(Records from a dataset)
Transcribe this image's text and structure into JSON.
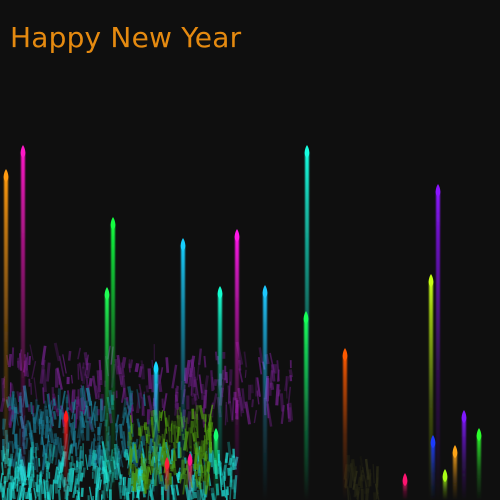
{
  "title": "Happy New Year",
  "colors": {
    "background": "#0f0f0f",
    "title": "#e58a10"
  },
  "rockets": [
    {
      "color": "#ff9a10"
    },
    {
      "color": "#ff18c8"
    },
    {
      "color": "#13ff40"
    },
    {
      "color": "#20ff55"
    },
    {
      "color": "#17cfff"
    },
    {
      "color": "#14ffd0"
    },
    {
      "color": "#ff18e8"
    },
    {
      "color": "#1ec8ff"
    },
    {
      "color": "#18ffe0"
    },
    {
      "color": "#16ff58"
    },
    {
      "color": "#ff5a00"
    },
    {
      "color": "#8a14ff"
    },
    {
      "color": "#c8ff14"
    },
    {
      "color": "#7f18ff"
    },
    {
      "color": "#18d8ff"
    },
    {
      "color": "#ff1a1a"
    },
    {
      "color": "#17ff70"
    },
    {
      "color": "#1c3bff"
    },
    {
      "color": "#ffa518"
    },
    {
      "color": "#aaff17"
    },
    {
      "color": "#2cff2c"
    },
    {
      "color": "#ff1470"
    },
    {
      "color": "#ff1d3a"
    },
    {
      "color": "#ff1888"
    }
  ],
  "bursts": [
    {
      "color": "#6b1f82"
    },
    {
      "color": "#1a7a93"
    },
    {
      "color": "#1ed6ce"
    },
    {
      "color": "#4f9d10"
    },
    {
      "color": "#2a2a16"
    }
  ]
}
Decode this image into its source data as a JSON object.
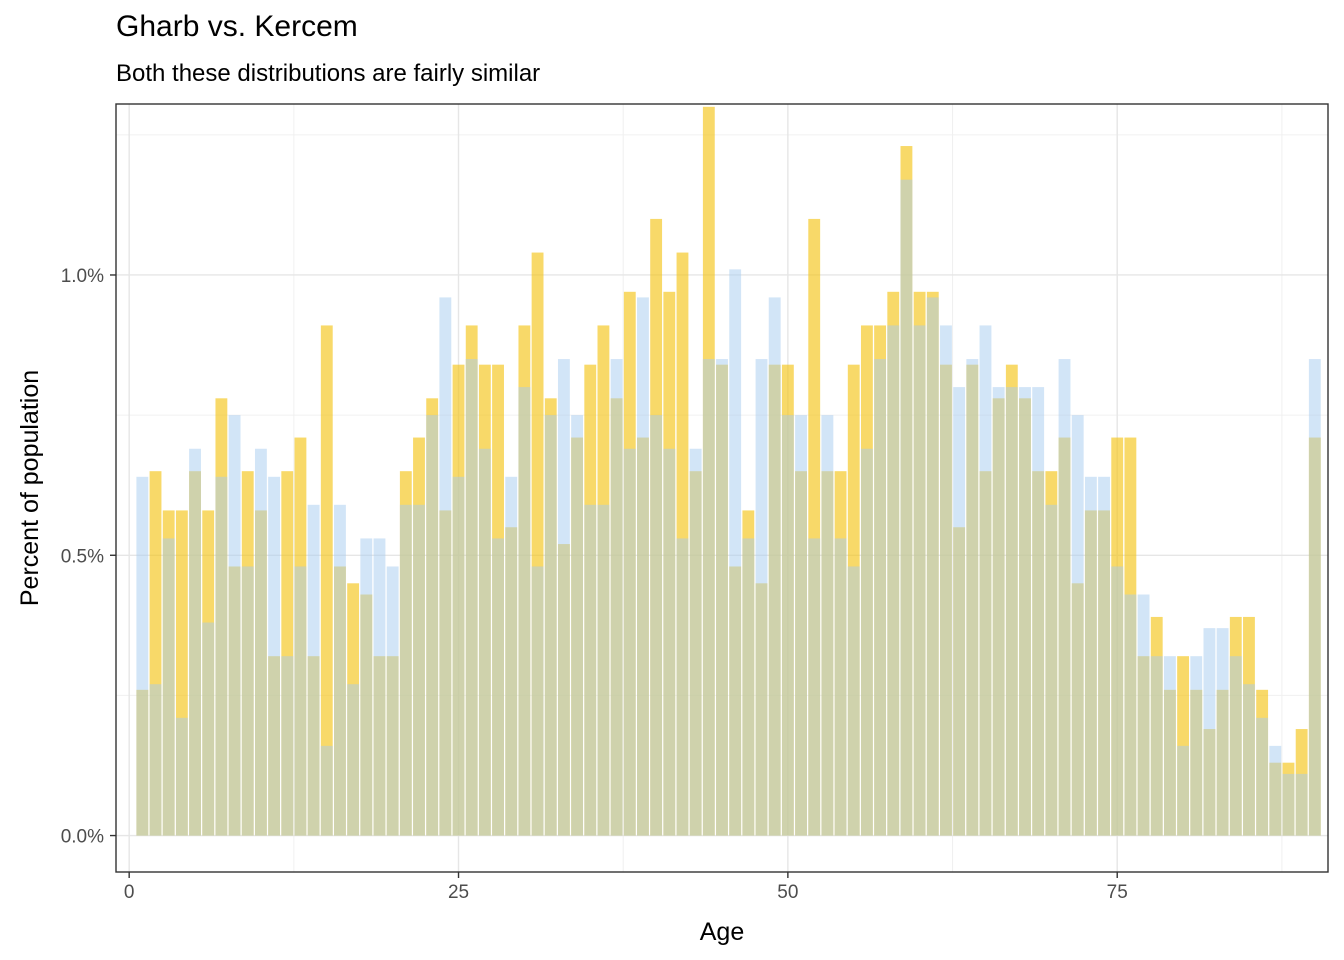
{
  "chart_data": {
    "type": "bar",
    "title": "Gharb vs. Kercem",
    "subtitle": "Both these distributions are fairly similar",
    "xlabel": "Age",
    "ylabel": "Percent of population",
    "xlim": [
      -1,
      91
    ],
    "ylim": [
      -0.065,
      1.305
    ],
    "x_ticks": [
      0,
      25,
      50,
      75
    ],
    "x_tick_labels": [
      "0",
      "25",
      "50",
      "75"
    ],
    "y_ticks": [
      0,
      0.5,
      1.0
    ],
    "y_tick_labels": [
      "0.0%",
      "0.5%",
      "1.0%"
    ],
    "grid": true,
    "legend": "none",
    "x": [
      1,
      2,
      3,
      4,
      5,
      6,
      7,
      8,
      9,
      10,
      11,
      12,
      13,
      14,
      15,
      16,
      17,
      18,
      19,
      20,
      21,
      22,
      23,
      24,
      25,
      26,
      27,
      28,
      29,
      30,
      31,
      32,
      33,
      34,
      35,
      36,
      37,
      38,
      39,
      40,
      41,
      42,
      43,
      44,
      45,
      46,
      47,
      48,
      49,
      50,
      51,
      52,
      53,
      54,
      55,
      56,
      57,
      58,
      59,
      60,
      61,
      62,
      63,
      64,
      65,
      66,
      67,
      68,
      69,
      70,
      71,
      72,
      73,
      74,
      75,
      76,
      77,
      78,
      79,
      80,
      81,
      82,
      83,
      84,
      85,
      86,
      87,
      88,
      89,
      90
    ],
    "series": [
      {
        "color": "#f5c518",
        "opacity": 0.65,
        "values": [
          0.26,
          0.65,
          0.58,
          0.58,
          0.65,
          0.58,
          0.78,
          0.48,
          0.65,
          0.58,
          0.32,
          0.65,
          0.71,
          0.32,
          0.91,
          0.48,
          0.45,
          0.43,
          0.32,
          0.32,
          0.65,
          0.71,
          0.78,
          0.58,
          0.84,
          0.91,
          0.84,
          0.84,
          0.55,
          0.91,
          1.04,
          0.78,
          0.52,
          0.71,
          0.84,
          0.91,
          0.78,
          0.97,
          0.71,
          1.1,
          0.97,
          1.04,
          0.65,
          1.3,
          0.84,
          0.48,
          0.58,
          0.45,
          0.84,
          0.84,
          0.65,
          1.1,
          0.65,
          0.65,
          0.84,
          0.91,
          0.91,
          0.97,
          1.23,
          0.97,
          0.97,
          0.84,
          0.55,
          0.84,
          0.65,
          0.78,
          0.84,
          0.78,
          0.65,
          0.65,
          0.71,
          0.45,
          0.58,
          0.58,
          0.71,
          0.71,
          0.32,
          0.39,
          0.26,
          0.32,
          0.26,
          0.19,
          0.26,
          0.39,
          0.39,
          0.26,
          0.13,
          0.13,
          0.19,
          0.71
        ]
      },
      {
        "color": "#a6ccf0",
        "opacity": 0.5,
        "values": [
          0.64,
          0.27,
          0.53,
          0.21,
          0.69,
          0.38,
          0.64,
          0.75,
          0.48,
          0.69,
          0.64,
          0.32,
          0.48,
          0.59,
          0.16,
          0.59,
          0.27,
          0.53,
          0.53,
          0.48,
          0.59,
          0.59,
          0.75,
          0.96,
          0.64,
          0.85,
          0.69,
          0.53,
          0.64,
          0.8,
          0.48,
          0.75,
          0.85,
          0.75,
          0.59,
          0.59,
          0.85,
          0.69,
          0.96,
          0.75,
          0.69,
          0.53,
          0.69,
          0.85,
          0.85,
          1.01,
          0.53,
          0.85,
          0.96,
          0.75,
          0.75,
          0.53,
          0.75,
          0.53,
          0.48,
          0.69,
          0.85,
          0.91,
          1.17,
          0.91,
          0.96,
          0.91,
          0.8,
          0.85,
          0.91,
          0.8,
          0.8,
          0.8,
          0.8,
          0.59,
          0.85,
          0.75,
          0.64,
          0.64,
          0.48,
          0.43,
          0.43,
          0.32,
          0.32,
          0.16,
          0.32,
          0.37,
          0.37,
          0.32,
          0.27,
          0.21,
          0.16,
          0.11,
          0.11,
          0.85
        ]
      }
    ]
  }
}
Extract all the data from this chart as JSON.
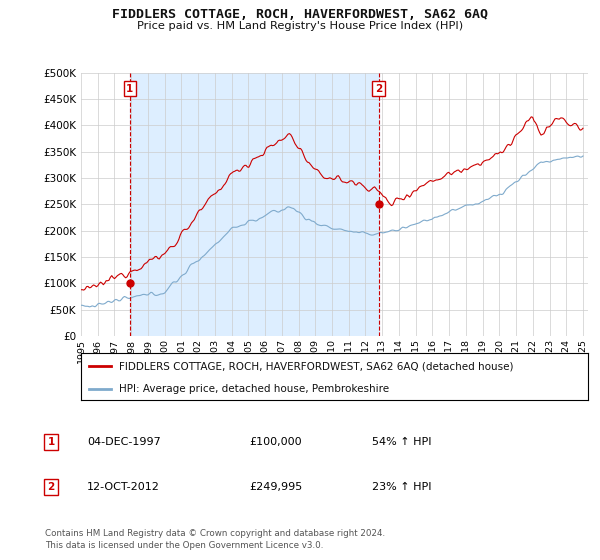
{
  "title": "FIDDLERS COTTAGE, ROCH, HAVERFORDWEST, SA62 6AQ",
  "subtitle": "Price paid vs. HM Land Registry's House Price Index (HPI)",
  "legend_line1": "FIDDLERS COTTAGE, ROCH, HAVERFORDWEST, SA62 6AQ (detached house)",
  "legend_line2": "HPI: Average price, detached house, Pembrokeshire",
  "annotation1_date": "04-DEC-1997",
  "annotation1_price": "£100,000",
  "annotation1_hpi": "54% ↑ HPI",
  "annotation2_date": "12-OCT-2012",
  "annotation2_price": "£249,995",
  "annotation2_hpi": "23% ↑ HPI",
  "footnote": "Contains HM Land Registry data © Crown copyright and database right 2024.\nThis data is licensed under the Open Government Licence v3.0.",
  "red_color": "#cc0000",
  "blue_color": "#7faacc",
  "shade_color": "#ddeeff",
  "dashed_color": "#cc0000",
  "grid_color": "#cccccc",
  "background_color": "#ffffff",
  "purchase1_year": 1997.92,
  "purchase1_price": 100000,
  "purchase2_year": 2012.79,
  "purchase2_price": 249995,
  "yticks": [
    0,
    50000,
    100000,
    150000,
    200000,
    250000,
    300000,
    350000,
    400000,
    450000,
    500000
  ],
  "xstart_year": 1995,
  "xend_year": 2025
}
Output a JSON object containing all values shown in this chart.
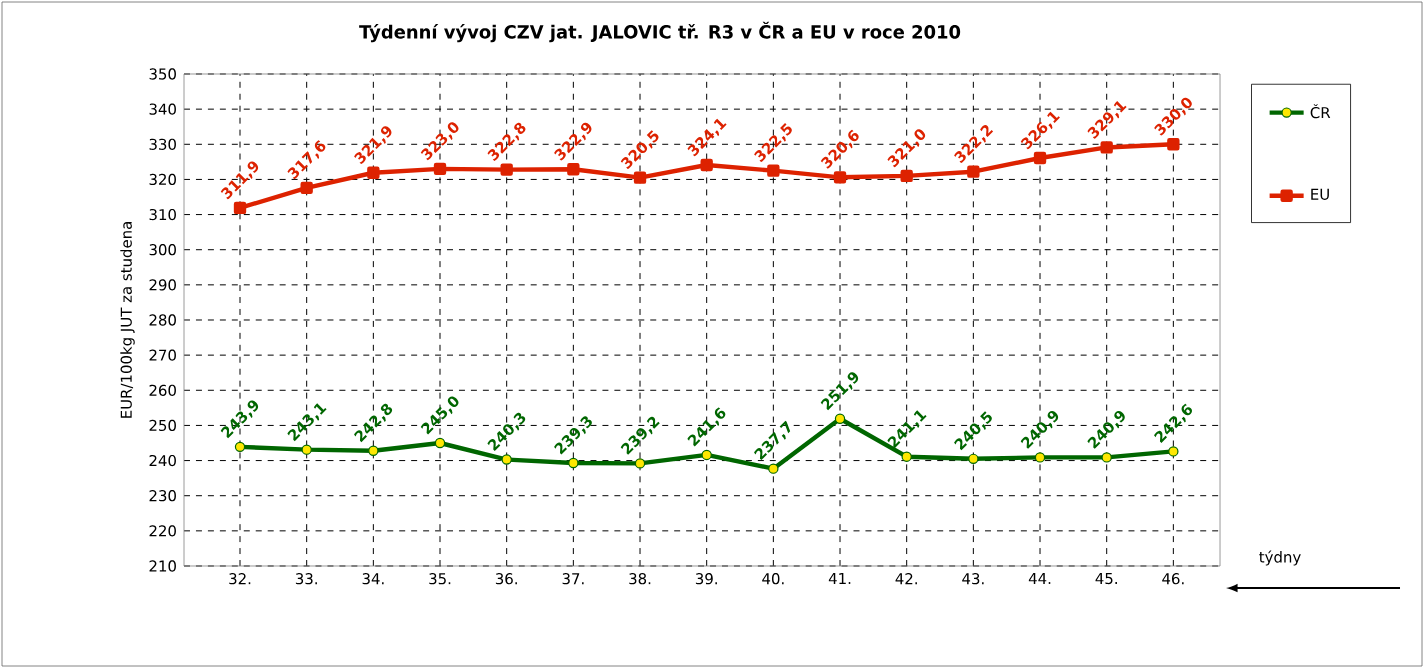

WHAT YOU ARE ASKED TO DO:
Extract only the lines from the one that contains "Extract all the data from this chart as JSON." through the end of the records, inclusive, and omit every picture.

SOLUTION TO THIS TASK:
Extract all the data from this chart as JSON.
{
  "title": "FIDDLERS COTTAGE, ROCH, HAVERFORDWEST, SA62 6AQ",
  "subtitle": "Price paid vs. HM Land Registry's House Price Index (HPI)",
  "legend_line1": "FIDDLERS COTTAGE, ROCH, HAVERFORDWEST, SA62 6AQ (detached house)",
  "legend_line2": "HPI: Average price, detached house, Pembrokeshire",
  "annotation1_date": "04-DEC-1997",
  "annotation1_price": "£100,000",
  "annotation1_hpi": "54% ↑ HPI",
  "annotation2_date": "12-OCT-2012",
  "annotation2_price": "£249,995",
  "annotation2_hpi": "23% ↑ HPI",
  "footnote": "Contains HM Land Registry data © Crown copyright and database right 2024.\nThis data is licensed under the Open Government Licence v3.0.",
  "red_color": "#cc0000",
  "blue_color": "#7faacc",
  "shade_color": "#ddeeff",
  "dashed_color": "#cc0000",
  "grid_color": "#cccccc",
  "background_color": "#ffffff",
  "purchase1_year": 1997.92,
  "purchase1_price": 100000,
  "purchase2_year": 2012.79,
  "purchase2_price": 249995,
  "yticks": [
    0,
    50000,
    100000,
    150000,
    200000,
    250000,
    300000,
    350000,
    400000,
    450000,
    500000
  ],
  "xstart_year": 1995,
  "xend_year": 2025
}
Output a JSON object containing all values shown in this chart.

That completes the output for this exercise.